• _TASK MATERIAL_:
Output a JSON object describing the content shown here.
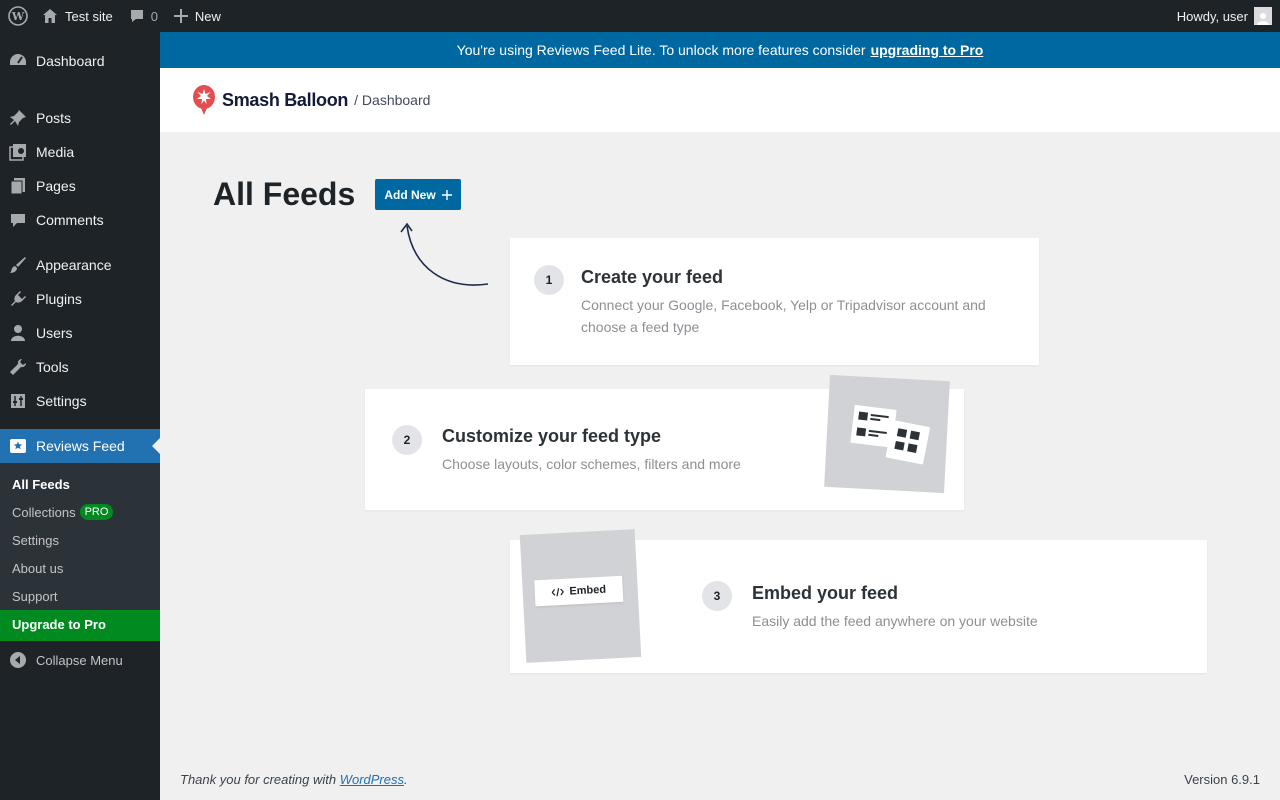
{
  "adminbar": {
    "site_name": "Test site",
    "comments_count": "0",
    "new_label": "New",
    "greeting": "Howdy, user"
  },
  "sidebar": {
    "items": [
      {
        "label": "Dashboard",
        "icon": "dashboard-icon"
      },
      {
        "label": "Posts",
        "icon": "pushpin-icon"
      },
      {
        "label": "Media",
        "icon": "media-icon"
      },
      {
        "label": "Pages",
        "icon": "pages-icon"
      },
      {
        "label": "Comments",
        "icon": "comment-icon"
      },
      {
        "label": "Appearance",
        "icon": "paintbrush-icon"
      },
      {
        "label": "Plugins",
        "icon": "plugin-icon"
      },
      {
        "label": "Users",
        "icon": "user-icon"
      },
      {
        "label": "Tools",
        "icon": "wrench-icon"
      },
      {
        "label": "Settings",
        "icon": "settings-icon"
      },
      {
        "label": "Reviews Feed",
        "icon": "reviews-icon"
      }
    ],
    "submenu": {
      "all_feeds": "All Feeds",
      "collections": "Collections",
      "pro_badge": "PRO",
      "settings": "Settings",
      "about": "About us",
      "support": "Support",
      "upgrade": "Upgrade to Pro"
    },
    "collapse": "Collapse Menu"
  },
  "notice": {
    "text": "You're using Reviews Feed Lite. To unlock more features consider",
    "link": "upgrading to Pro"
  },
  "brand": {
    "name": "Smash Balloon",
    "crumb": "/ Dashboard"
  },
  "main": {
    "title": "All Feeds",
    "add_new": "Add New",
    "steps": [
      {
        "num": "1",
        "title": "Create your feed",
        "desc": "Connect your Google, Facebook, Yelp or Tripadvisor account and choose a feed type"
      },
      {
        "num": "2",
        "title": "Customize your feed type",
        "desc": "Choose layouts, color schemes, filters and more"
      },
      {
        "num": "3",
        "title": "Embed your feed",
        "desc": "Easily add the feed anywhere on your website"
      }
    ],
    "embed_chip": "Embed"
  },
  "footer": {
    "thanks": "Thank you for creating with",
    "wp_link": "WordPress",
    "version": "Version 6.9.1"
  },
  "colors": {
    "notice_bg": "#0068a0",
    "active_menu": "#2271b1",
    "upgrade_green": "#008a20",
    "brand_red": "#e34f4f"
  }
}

• _EXERCISE DETAILS_:
Write every entry out again exactly, dropping the pictures.

• _OUTPUT OF THE TASK_:
Output a JSON object describing the content shown here.
{
  "adminbar": {
    "site_name": "Test site",
    "comments_count": "0",
    "new_label": "New",
    "greeting": "Howdy, user"
  },
  "sidebar": {
    "items": [
      {
        "label": "Dashboard",
        "icon": "dashboard-icon"
      },
      {
        "label": "Posts",
        "icon": "pushpin-icon"
      },
      {
        "label": "Media",
        "icon": "media-icon"
      },
      {
        "label": "Pages",
        "icon": "pages-icon"
      },
      {
        "label": "Comments",
        "icon": "comment-icon"
      },
      {
        "label": "Appearance",
        "icon": "paintbrush-icon"
      },
      {
        "label": "Plugins",
        "icon": "plugin-icon"
      },
      {
        "label": "Users",
        "icon": "user-icon"
      },
      {
        "label": "Tools",
        "icon": "wrench-icon"
      },
      {
        "label": "Settings",
        "icon": "settings-icon"
      },
      {
        "label": "Reviews Feed",
        "icon": "reviews-icon"
      }
    ],
    "submenu": {
      "all_feeds": "All Feeds",
      "collections": "Collections",
      "pro_badge": "PRO",
      "settings": "Settings",
      "about": "About us",
      "support": "Support",
      "upgrade": "Upgrade to Pro"
    },
    "collapse": "Collapse Menu"
  },
  "notice": {
    "text": "You're using Reviews Feed Lite. To unlock more features consider",
    "link": "upgrading to Pro"
  },
  "brand": {
    "name": "Smash Balloon",
    "crumb": "/ Dashboard"
  },
  "main": {
    "title": "All Feeds",
    "add_new": "Add New",
    "steps": [
      {
        "num": "1",
        "title": "Create your feed",
        "desc": "Connect your Google, Facebook, Yelp or Tripadvisor account and choose a feed type"
      },
      {
        "num": "2",
        "title": "Customize your feed type",
        "desc": "Choose layouts, color schemes, filters and more"
      },
      {
        "num": "3",
        "title": "Embed your feed",
        "desc": "Easily add the feed anywhere on your website"
      }
    ],
    "embed_chip": "Embed"
  },
  "footer": {
    "thanks": "Thank you for creating with",
    "wp_link": "WordPress",
    "version": "Version 6.9.1"
  },
  "colors": {
    "notice_bg": "#0068a0",
    "active_menu": "#2271b1",
    "upgrade_green": "#008a20",
    "brand_red": "#e34f4f"
  }
}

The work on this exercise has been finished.